§ EXERCISE DIRECTIONS:
Write the count of lines that contain the word "Externes" and nothing else.

Start ENTRIES SUPPLIED

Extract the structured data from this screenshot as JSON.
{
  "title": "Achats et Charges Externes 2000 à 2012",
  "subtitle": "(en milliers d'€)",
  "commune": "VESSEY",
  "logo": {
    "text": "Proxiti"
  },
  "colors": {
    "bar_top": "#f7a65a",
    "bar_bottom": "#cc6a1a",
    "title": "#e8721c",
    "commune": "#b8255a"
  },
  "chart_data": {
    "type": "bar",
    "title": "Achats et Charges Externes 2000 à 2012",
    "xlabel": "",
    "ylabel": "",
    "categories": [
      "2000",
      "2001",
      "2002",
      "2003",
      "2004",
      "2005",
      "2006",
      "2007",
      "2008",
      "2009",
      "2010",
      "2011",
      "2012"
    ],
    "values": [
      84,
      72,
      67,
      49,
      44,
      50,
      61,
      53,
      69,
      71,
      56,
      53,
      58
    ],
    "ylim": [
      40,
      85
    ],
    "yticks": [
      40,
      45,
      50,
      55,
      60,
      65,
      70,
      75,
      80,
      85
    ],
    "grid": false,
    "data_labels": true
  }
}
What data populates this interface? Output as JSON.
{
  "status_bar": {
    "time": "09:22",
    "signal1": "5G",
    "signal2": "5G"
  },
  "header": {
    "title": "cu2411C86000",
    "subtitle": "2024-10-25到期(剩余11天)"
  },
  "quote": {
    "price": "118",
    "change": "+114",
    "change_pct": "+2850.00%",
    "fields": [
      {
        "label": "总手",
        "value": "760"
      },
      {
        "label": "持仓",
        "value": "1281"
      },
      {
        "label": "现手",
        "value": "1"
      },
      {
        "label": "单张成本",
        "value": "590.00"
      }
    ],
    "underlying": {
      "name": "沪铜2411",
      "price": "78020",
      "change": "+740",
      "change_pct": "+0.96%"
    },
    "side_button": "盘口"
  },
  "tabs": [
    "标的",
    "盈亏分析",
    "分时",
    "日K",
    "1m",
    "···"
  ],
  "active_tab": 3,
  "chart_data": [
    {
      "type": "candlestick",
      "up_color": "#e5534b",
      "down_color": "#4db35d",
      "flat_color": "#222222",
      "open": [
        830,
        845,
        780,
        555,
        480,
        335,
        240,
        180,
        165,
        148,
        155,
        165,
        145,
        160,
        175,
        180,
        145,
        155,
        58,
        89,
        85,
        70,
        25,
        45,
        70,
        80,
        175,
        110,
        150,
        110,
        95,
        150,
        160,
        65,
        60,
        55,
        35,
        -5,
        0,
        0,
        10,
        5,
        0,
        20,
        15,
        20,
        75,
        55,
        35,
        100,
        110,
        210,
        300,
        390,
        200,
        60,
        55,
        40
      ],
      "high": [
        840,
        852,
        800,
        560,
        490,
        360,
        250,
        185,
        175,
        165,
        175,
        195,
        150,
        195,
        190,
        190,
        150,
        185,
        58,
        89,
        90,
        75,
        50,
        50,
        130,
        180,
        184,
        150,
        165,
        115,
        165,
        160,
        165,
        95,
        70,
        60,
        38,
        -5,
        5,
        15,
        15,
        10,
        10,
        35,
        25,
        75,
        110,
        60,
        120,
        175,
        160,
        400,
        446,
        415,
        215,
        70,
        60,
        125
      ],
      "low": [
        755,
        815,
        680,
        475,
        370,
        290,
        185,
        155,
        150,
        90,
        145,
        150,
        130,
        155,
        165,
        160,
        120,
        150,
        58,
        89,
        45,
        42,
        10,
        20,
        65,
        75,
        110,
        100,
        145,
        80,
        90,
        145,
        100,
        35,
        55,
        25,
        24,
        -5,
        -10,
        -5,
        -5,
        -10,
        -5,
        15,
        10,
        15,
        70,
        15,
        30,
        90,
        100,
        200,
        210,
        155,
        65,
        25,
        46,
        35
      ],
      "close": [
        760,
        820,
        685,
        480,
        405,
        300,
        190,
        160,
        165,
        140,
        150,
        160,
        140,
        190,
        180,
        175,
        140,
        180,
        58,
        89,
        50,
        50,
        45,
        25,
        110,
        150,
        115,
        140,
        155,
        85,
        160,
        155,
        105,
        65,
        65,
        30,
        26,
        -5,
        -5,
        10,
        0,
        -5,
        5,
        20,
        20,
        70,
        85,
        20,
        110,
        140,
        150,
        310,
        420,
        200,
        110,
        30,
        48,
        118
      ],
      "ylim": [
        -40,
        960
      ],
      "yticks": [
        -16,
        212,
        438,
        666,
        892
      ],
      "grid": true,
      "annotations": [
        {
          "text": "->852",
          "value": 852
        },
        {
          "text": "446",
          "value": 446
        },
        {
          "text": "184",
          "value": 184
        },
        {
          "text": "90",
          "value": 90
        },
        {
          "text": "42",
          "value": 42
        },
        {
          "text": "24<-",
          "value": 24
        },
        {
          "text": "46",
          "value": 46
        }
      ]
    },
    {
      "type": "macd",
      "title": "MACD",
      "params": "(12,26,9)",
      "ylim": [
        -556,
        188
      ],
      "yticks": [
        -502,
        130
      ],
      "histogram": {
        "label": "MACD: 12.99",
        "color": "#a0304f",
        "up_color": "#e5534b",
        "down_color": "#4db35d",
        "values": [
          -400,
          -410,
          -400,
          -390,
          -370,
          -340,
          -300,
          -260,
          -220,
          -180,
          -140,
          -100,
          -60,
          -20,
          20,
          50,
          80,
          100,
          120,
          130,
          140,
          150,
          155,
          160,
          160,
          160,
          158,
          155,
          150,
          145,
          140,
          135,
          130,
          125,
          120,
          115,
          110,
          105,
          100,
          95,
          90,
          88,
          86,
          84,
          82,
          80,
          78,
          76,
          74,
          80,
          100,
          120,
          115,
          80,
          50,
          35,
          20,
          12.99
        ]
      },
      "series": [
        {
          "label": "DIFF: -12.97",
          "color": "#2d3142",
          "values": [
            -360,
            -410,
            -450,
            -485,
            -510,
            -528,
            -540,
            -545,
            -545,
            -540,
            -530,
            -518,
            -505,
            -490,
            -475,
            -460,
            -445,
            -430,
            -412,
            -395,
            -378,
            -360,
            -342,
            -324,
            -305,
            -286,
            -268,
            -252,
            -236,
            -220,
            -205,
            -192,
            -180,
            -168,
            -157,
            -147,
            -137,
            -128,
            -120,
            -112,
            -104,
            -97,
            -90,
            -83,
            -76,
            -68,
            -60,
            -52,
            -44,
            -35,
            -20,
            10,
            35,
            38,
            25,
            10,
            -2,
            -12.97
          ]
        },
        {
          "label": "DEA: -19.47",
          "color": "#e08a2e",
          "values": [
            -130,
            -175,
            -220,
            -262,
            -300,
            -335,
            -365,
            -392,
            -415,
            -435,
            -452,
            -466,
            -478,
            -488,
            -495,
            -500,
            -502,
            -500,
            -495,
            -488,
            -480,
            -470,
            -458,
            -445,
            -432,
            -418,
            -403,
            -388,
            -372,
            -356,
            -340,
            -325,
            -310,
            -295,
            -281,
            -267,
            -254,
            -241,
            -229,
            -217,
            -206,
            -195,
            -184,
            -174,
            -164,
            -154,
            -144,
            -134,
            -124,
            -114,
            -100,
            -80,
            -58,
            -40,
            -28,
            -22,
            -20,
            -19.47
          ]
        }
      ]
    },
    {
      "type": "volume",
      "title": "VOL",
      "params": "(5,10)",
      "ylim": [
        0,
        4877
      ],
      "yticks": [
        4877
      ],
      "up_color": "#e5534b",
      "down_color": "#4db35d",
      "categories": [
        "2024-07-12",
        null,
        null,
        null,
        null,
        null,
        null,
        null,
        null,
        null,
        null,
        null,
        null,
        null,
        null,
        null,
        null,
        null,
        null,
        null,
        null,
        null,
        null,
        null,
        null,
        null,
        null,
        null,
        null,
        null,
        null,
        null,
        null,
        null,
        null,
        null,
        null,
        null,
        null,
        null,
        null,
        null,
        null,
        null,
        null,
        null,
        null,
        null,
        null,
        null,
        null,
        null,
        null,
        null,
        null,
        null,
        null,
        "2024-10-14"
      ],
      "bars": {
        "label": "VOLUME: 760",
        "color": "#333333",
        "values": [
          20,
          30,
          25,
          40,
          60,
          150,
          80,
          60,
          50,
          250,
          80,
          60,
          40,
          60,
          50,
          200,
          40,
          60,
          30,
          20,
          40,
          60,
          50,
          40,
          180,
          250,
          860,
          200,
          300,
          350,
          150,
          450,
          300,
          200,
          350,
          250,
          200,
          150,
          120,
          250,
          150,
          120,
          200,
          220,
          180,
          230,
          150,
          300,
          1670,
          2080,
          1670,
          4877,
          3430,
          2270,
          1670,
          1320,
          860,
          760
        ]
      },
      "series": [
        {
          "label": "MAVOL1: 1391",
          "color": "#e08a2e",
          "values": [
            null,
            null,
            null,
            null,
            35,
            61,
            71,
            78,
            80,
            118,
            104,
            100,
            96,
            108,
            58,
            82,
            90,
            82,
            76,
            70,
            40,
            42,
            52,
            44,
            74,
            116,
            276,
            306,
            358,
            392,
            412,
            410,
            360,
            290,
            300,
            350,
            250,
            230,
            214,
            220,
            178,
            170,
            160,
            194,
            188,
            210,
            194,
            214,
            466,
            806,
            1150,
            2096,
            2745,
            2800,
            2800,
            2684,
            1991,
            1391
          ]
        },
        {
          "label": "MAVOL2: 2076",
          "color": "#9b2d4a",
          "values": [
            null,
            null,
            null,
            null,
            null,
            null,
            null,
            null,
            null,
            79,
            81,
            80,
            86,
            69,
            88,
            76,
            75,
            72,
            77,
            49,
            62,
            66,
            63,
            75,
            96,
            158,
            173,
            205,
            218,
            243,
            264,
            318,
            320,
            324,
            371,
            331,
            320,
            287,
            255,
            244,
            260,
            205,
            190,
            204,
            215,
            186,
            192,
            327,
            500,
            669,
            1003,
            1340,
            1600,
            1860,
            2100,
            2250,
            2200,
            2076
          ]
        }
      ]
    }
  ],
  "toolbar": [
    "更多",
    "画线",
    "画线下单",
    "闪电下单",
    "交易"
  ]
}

End ENTRIES SUPPLIED

§ ANSWER TO THE PROBLEM:
2